[THE PROBLEM] Copy out the rows below with "outlier-marker" swapped for "outlier-point" wherever it occurs, changing nothing else.

[PROVIDED RECORDS]
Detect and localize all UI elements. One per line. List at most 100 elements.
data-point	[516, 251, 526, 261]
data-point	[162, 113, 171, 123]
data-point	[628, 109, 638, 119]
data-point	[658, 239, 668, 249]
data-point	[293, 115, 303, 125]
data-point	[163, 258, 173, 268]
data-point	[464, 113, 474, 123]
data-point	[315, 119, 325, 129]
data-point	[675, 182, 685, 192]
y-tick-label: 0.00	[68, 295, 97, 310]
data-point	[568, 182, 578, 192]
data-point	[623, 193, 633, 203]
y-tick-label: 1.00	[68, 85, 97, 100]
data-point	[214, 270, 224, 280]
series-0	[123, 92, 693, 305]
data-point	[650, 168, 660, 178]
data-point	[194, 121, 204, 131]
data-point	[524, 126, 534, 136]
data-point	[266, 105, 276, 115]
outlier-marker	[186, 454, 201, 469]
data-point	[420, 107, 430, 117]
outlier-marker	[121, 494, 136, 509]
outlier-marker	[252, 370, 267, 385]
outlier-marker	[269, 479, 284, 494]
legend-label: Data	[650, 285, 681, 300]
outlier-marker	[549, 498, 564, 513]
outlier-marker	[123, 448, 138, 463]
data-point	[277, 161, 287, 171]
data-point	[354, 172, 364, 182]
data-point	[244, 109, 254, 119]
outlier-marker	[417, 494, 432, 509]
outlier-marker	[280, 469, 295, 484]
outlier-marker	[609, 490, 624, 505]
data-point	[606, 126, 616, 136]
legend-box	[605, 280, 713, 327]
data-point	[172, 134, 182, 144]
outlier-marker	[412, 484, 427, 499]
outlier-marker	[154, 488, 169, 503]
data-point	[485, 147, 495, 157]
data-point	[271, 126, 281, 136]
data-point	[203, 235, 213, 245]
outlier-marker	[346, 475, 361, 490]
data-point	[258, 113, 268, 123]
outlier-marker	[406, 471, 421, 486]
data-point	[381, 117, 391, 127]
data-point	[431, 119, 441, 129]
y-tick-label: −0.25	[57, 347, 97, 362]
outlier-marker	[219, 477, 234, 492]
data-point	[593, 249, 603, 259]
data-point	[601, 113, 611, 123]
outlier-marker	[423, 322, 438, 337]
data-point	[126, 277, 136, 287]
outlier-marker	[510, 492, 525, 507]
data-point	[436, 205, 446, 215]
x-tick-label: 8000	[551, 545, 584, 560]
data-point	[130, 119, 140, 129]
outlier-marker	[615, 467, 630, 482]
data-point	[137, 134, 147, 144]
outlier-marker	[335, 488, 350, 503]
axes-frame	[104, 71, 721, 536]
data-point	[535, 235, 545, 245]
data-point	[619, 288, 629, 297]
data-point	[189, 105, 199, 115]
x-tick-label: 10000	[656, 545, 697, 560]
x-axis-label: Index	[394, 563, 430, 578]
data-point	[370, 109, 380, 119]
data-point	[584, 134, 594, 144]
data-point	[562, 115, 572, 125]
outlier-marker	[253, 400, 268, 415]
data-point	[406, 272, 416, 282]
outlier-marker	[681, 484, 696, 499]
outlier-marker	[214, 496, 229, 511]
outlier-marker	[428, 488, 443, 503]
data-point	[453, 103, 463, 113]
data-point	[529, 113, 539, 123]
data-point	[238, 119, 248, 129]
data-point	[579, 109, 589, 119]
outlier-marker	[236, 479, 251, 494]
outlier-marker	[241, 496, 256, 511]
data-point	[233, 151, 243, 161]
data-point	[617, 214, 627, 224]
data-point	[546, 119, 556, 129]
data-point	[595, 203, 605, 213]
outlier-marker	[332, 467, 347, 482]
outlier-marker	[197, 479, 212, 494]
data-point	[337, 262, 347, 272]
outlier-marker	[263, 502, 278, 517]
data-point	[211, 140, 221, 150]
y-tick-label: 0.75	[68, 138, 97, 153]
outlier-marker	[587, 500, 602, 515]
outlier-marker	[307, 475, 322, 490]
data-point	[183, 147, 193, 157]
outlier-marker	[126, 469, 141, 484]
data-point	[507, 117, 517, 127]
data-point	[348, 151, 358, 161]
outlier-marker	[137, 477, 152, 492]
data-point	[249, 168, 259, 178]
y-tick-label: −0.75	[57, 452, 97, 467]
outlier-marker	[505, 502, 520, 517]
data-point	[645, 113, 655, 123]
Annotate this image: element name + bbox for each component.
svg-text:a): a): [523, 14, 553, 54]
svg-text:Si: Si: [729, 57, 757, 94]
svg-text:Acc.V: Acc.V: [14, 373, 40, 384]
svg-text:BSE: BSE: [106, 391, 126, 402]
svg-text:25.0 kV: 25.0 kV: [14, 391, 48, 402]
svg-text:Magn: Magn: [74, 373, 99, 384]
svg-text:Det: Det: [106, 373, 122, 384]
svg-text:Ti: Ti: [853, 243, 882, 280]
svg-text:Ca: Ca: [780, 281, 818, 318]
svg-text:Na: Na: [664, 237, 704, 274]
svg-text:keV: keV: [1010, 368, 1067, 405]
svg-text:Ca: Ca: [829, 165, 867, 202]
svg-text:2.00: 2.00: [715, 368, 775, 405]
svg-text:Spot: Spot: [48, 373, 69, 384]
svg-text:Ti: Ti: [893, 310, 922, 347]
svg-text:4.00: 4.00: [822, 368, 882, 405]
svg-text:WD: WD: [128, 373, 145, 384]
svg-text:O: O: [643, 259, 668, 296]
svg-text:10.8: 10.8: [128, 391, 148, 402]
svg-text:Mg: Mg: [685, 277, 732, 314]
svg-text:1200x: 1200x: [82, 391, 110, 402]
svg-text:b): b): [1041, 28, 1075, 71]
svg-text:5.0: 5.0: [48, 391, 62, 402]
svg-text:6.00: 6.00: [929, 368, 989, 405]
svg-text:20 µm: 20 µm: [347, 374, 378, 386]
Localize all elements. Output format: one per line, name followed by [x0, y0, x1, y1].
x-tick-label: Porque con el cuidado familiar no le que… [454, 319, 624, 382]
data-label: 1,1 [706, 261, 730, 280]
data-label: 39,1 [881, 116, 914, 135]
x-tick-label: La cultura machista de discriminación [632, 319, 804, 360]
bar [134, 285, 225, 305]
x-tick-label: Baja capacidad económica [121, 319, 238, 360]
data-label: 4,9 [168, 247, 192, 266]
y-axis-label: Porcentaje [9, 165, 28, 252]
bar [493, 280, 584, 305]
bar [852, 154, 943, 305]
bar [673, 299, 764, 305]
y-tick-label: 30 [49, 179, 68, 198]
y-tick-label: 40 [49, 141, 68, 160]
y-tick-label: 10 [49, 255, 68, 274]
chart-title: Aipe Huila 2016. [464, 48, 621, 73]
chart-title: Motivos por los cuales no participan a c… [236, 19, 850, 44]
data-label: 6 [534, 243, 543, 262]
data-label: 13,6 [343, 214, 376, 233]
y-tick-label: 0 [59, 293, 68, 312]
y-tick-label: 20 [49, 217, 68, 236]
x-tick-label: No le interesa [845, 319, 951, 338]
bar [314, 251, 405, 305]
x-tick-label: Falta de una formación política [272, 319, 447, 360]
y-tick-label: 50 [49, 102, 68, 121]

[EXERCISE SOLUTION]
Detect and localize all UI elements. One per line. List at most 100 elements.
data-point	[516, 251, 526, 261]
data-point	[162, 113, 171, 123]
data-point	[628, 109, 638, 119]
data-point	[658, 239, 668, 249]
data-point	[293, 115, 303, 125]
data-point	[163, 258, 173, 268]
data-point	[464, 113, 474, 123]
data-point	[315, 119, 325, 129]
data-point	[675, 182, 685, 192]
y-tick-label: 0.00	[68, 295, 97, 310]
data-point	[568, 182, 578, 192]
data-point	[623, 193, 633, 203]
y-tick-label: 1.00	[68, 85, 97, 100]
data-point	[214, 270, 224, 280]
series-0	[123, 92, 693, 305]
data-point	[650, 168, 660, 178]
data-point	[194, 121, 204, 131]
data-point	[524, 126, 534, 136]
data-point	[266, 105, 276, 115]
outlier-point	[186, 454, 201, 469]
data-point	[420, 107, 430, 117]
outlier-point	[121, 494, 136, 509]
outlier-point	[252, 370, 267, 385]
outlier-point	[269, 479, 284, 494]
legend-label: Data	[650, 285, 681, 300]
outlier-point	[549, 498, 564, 513]
outlier-point	[123, 448, 138, 463]
data-point	[277, 161, 287, 171]
data-point	[354, 172, 364, 182]
data-point	[244, 109, 254, 119]
outlier-point	[417, 494, 432, 509]
outlier-point	[280, 469, 295, 484]
outlier-point	[609, 490, 624, 505]
data-point	[606, 126, 616, 136]
legend-box	[605, 280, 713, 327]
data-point	[172, 134, 182, 144]
outlier-point	[412, 484, 427, 499]
outlier-point	[154, 488, 169, 503]
data-point	[485, 147, 495, 157]
data-point	[271, 126, 281, 136]
data-point	[203, 235, 213, 245]
outlier-point	[346, 475, 361, 490]
data-point	[258, 113, 268, 123]
outlier-point	[406, 471, 421, 486]
data-point	[381, 117, 391, 127]
data-point	[431, 119, 441, 129]
y-tick-label: −0.25	[57, 347, 97, 362]
outlier-point	[219, 477, 234, 492]
data-point	[593, 249, 603, 259]
data-point	[601, 113, 611, 123]
outlier-point	[423, 322, 438, 337]
data-point	[126, 277, 136, 287]
outlier-point	[510, 492, 525, 507]
data-point	[436, 205, 446, 215]
x-tick-label: 8000	[551, 545, 584, 560]
data-point	[130, 119, 140, 129]
outlier-point	[615, 467, 630, 482]
data-point	[137, 134, 147, 144]
outlier-point	[335, 488, 350, 503]
axes-frame	[104, 71, 721, 536]
data-point	[535, 235, 545, 245]
data-point	[619, 288, 629, 297]
data-point	[189, 105, 199, 115]
x-tick-label: 10000	[656, 545, 697, 560]
x-axis-label: Index	[394, 563, 430, 578]
data-point	[370, 109, 380, 119]
data-point	[584, 134, 594, 144]
data-point	[562, 115, 572, 125]
outlier-point	[253, 400, 268, 415]
data-point	[406, 272, 416, 282]
outlier-point	[681, 484, 696, 499]
outlier-point	[214, 496, 229, 511]
outlier-point	[428, 488, 443, 503]
data-point	[453, 103, 463, 113]
data-point	[529, 113, 539, 123]
data-point	[238, 119, 248, 129]
data-point	[579, 109, 589, 119]
outlier-point	[236, 479, 251, 494]
outlier-point	[241, 496, 256, 511]
data-point	[233, 151, 243, 161]
data-point	[617, 214, 627, 224]
data-point	[546, 119, 556, 129]
data-point	[595, 203, 605, 213]
outlier-point	[332, 467, 347, 482]
outlier-point	[197, 479, 212, 494]
data-point	[337, 262, 347, 272]
outlier-point	[263, 502, 278, 517]
data-point	[211, 140, 221, 150]
y-tick-label: 0.75	[68, 138, 97, 153]
outlier-point	[587, 500, 602, 515]
outlier-point	[307, 475, 322, 490]
data-point	[183, 147, 193, 157]
outlier-point	[126, 469, 141, 484]
data-point	[507, 117, 517, 127]
data-point	[348, 151, 358, 161]
outlier-point	[137, 477, 152, 492]
data-point	[249, 168, 259, 178]
y-tick-label: −0.75	[57, 452, 97, 467]
outlier-point	[505, 502, 520, 517]
data-point	[645, 113, 655, 123]
Annotate this image: element name + bbox for each component.
svg-text:a): a): [523, 14, 553, 54]
svg-text:Si: Si: [729, 57, 757, 94]
svg-text:Acc.V: Acc.V: [14, 373, 40, 384]
svg-text:BSE: BSE: [106, 391, 126, 402]
svg-text:25.0 kV: 25.0 kV: [14, 391, 48, 402]
svg-text:Magn: Magn: [74, 373, 99, 384]
svg-text:Det: Det: [106, 373, 122, 384]
svg-text:Ti: Ti: [853, 243, 882, 280]
svg-text:Ca: Ca: [780, 281, 818, 318]
svg-text:Na: Na: [664, 237, 704, 274]
svg-text:keV: keV: [1010, 368, 1067, 405]
svg-text:Ca: Ca: [829, 165, 867, 202]
svg-text:2.00: 2.00: [715, 368, 775, 405]
svg-text:Spot: Spot: [48, 373, 69, 384]
svg-text:Ti: Ti: [893, 310, 922, 347]
svg-text:4.00: 4.00: [822, 368, 882, 405]
svg-text:WD: WD: [128, 373, 145, 384]
svg-text:O: O: [643, 259, 668, 296]
svg-text:10.8: 10.8: [128, 391, 148, 402]
svg-text:Mg: Mg: [685, 277, 732, 314]
svg-text:1200x: 1200x: [82, 391, 110, 402]
svg-text:b): b): [1041, 28, 1075, 71]
svg-text:5.0: 5.0: [48, 391, 62, 402]
svg-text:6.00: 6.00: [929, 368, 989, 405]
svg-text:20 µm: 20 µm: [347, 374, 378, 386]
Localize all elements. Output format: one per line, name followed by [x0, y0, x1, y1].
x-tick-label: Porque con el cuidado familiar no le que… [454, 319, 624, 382]
data-label: 1,1 [706, 261, 730, 280]
data-label: 39,1 [881, 116, 914, 135]
x-tick-label: La cultura machista de discriminación [632, 319, 804, 360]
bar [134, 285, 225, 305]
x-tick-label: Baja capacidad económica [121, 319, 238, 360]
data-label: 4,9 [168, 247, 192, 266]
y-axis-label: Porcentaje [9, 165, 28, 252]
bar [493, 280, 584, 305]
bar [852, 154, 943, 305]
bar [673, 299, 764, 305]
y-tick-label: 30 [49, 179, 68, 198]
y-tick-label: 40 [49, 141, 68, 160]
y-tick-label: 10 [49, 255, 68, 274]
chart-title: Aipe Huila 2016. [464, 48, 621, 73]
chart-title: Motivos por los cuales no participan a c… [236, 19, 850, 44]
data-label: 6 [534, 243, 543, 262]
data-label: 13,6 [343, 214, 376, 233]
y-tick-label: 0 [59, 293, 68, 312]
y-tick-label: 20 [49, 217, 68, 236]
x-tick-label: No le interesa [845, 319, 951, 338]
bar [314, 251, 405, 305]
x-tick-label: Falta de una formación política [272, 319, 447, 360]
y-tick-label: 50 [49, 102, 68, 121]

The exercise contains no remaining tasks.